_QUOTED PASSAGE_:
------

This paper proposes a new framework to predict the election result and sentiment analysis from Twitter data that focuses on Indonesia Election in 2019. The organization of this paper is as follows: starting with an introduction about Presidential election using twitter, the second section discusses related work and the subsequent section describes the proposed method. The fourth section presents the experimental results and discussion; the conclusion is given in the last section.

Related work

Real human languages provide many problems for Natural Language Processing (NLP) such as ambiguity, anaphora, and vagueness. The authors use R languages and many libraries such as sentiment that is designed to quickly calculate text polarity sentiment at the sentence level and optionally aggregate by rows or grouping variables [7]. Recent developments in the field of social media such as Twitter and Instagram usually using Open Authorization (OAuth) to access Twitter and we can access data from R using APIs [8].

Abbas et al. test the efficient market hypothesis to see if Twitter aggregates information faster than a real-money prediction market. They use Support Vector Machines (SVMs), a supervised learning algorithm, to predict the outcome of the 2012 US Presidential elections via Twitter data. We then compare the prediction from SVM against the Iowa Electronic Markets (IEM). A total of 40 million unique tweets were collected and analyzed between September 29th, 2012 and November 6th, 2012. The SVM prediction results are positively correlated with the IEM and predict Obama winning the election, implying that Twitter can be considered as a valid source in predicting US Presidential election outcomes [9]. Huyen et al. used the United States election in 2016 as the source data from Twitter. The Twitter mining was not aiming to predict the election result, but rather to provide a rich analysis of online tweet. They measure party, personality and policy impact aspect of crucial candidacy announcement [10]. Hamling et al. also focused on 2016 US election on their research. They wrote a program to collect tweets that mentioned one of the two candidates, then sorted the tweets by state and developed a sentiment algorithm to see which candidate the tweet favored, or if it was neutral [11].

Ibrahim et al. present approach for predicting the results of Indonesia Presidential Election using Twitter as the main resource. First, they collected Twitter data during the campaign period. Second, they performed automatic buzzer detection on Twitter data to remove those tweets generated by computer bots, paid users, and fanatic users that usually become noise in data. Third, they performed a fine-grained political sentiment analysis to partition each tweet into several sub-tweets and subsequently assigned each sub-tweet with one of the candidates and its sentiment polarity. Their study suggests that Twitter can serve as an important resource for any political activity, specifically for predicting the final outcomes of the election itself [12]. Another research was conducted by Wang et al. that predicts the result of the 2017 French Presidential election by extracting and analyzing sentimental information from Twitter. The proposed method by Lei Wang considers neutral tweets related to specific candidates, which has been proved to increase prediction accuracy in our case study of predicting the 2017 French election result [13]. From most of the related research mentioned in this section, we could conclude how sentiment analysis according to Twitter data was somewhat accurate to predict election result from all around the world. This paper focuses on the 2019 Indonesia Presidential election of Twitter data by using a new proposed framework that combines tweet counting and sentiment analysis as the pre-processing work.

------

_SUPPLIED MATERIAL_:

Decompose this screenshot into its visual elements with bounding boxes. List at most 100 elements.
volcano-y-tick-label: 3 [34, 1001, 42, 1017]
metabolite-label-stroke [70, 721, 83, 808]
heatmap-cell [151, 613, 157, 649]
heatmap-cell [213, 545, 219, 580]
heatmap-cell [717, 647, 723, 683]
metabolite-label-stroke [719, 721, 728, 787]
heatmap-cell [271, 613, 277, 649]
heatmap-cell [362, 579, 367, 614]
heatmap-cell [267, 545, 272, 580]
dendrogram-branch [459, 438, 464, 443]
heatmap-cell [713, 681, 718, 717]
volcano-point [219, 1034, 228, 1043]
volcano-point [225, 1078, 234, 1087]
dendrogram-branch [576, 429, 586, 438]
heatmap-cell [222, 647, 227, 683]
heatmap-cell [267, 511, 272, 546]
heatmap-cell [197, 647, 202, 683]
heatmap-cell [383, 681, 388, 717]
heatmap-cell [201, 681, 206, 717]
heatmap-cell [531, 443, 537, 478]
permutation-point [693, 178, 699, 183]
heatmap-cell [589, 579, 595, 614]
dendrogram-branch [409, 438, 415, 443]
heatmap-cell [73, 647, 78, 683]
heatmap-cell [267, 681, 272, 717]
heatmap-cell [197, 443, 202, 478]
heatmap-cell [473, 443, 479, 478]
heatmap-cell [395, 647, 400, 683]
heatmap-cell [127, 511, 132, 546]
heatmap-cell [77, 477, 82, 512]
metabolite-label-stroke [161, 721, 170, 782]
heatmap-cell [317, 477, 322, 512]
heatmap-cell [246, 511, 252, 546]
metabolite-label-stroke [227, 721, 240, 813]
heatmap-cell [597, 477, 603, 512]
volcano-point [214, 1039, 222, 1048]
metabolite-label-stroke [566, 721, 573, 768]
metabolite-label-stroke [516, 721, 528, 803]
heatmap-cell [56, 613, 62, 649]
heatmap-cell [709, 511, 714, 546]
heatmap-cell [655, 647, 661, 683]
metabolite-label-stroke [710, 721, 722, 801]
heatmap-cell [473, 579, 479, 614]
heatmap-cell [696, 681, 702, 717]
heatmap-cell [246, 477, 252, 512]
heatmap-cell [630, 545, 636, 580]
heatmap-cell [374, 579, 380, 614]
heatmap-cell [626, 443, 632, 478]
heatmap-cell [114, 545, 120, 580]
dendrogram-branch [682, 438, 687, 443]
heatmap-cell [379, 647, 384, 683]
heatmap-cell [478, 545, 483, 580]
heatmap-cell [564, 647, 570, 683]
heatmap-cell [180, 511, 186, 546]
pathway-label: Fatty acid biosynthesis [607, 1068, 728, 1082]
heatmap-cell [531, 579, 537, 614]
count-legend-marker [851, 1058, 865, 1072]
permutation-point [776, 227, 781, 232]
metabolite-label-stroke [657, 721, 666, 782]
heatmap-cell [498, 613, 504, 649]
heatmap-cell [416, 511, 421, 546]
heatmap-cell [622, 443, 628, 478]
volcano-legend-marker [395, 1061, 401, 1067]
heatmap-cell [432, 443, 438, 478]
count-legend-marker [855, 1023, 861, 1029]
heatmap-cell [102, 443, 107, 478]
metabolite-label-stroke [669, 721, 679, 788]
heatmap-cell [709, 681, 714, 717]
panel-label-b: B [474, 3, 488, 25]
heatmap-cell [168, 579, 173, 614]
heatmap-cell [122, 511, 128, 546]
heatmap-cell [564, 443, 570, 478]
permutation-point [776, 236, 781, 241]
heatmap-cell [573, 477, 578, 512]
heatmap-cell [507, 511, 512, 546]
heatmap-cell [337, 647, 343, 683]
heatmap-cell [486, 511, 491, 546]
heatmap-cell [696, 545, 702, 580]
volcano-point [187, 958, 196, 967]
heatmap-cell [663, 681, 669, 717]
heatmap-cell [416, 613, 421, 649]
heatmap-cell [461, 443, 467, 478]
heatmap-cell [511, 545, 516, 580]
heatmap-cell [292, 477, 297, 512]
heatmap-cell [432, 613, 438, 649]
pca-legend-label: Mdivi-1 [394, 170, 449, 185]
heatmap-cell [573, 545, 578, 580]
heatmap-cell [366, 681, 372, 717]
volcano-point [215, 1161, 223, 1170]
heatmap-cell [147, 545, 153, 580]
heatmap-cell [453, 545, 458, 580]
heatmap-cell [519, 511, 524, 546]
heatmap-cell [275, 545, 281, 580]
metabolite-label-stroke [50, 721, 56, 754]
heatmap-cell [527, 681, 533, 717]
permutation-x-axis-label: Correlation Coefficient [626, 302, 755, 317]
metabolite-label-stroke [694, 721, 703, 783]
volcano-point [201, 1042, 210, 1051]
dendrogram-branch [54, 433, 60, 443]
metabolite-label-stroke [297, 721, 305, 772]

------

_WHAT YOU NEED TO DO_:
• a. In the passage on Twitter election prediction, how many unique tweets did Abbas et al. collect and analyze?
• b. Write out the part of the passage on Twitter election prediction that runs from "This paper proposes" down to "the last section.".
• c. Carry the passage on Twitter election prediction forward from its last sentence.

_TASK RESPONSES_:
• a. 40 million unique tweets.

• b.
This paper proposes a new framework to predict the election result and sentiment analysis from Twitter data that focuses on Indonesia Election in 2019. The organization of this paper is as follows: starting with an introduction about Presidential election using twitter, the second section discusses related work and the subsequent section describes the proposed method. The fourth section presents the experimental results and discussion; the conclusion is given in the last section.

• c.
Twitter data of 2015 UK General Election used by Burnap [14] to forecast the election result. Burnap proposed baseline model that incorporates prior party support and sentiment analysis to generate an accurate forecast of parliament seat allocation. Soler [4] developed a tool to define experiments and to capture the defined conversations and have applied it to the cases of three Spanish elections during 2011 and 2012. Soler concludes that Twitter may be a valid tool for predicting election result, confirm several aforementioned researches such as [9, 12].

Sentiment analysis in Twitter

Sentiment analysis, also called opinion mining, is the field of study that analyzes people’s opinion, sentiment, evaluation, appraisal, attitude, and emotion towards entities such as product, service, organization, individual, issue, event, topic, and their attributes. The term sentiment analysis introduced in [15] and the term opinion mining is from [16]. Sentiment analysis has been handled as a Natural Language Processing task at many levels of granularity. In the political field, it is used to keep track of political view, to detect consistency and inconsistency between statements and actions at the government level. It can be used to predict election results as well.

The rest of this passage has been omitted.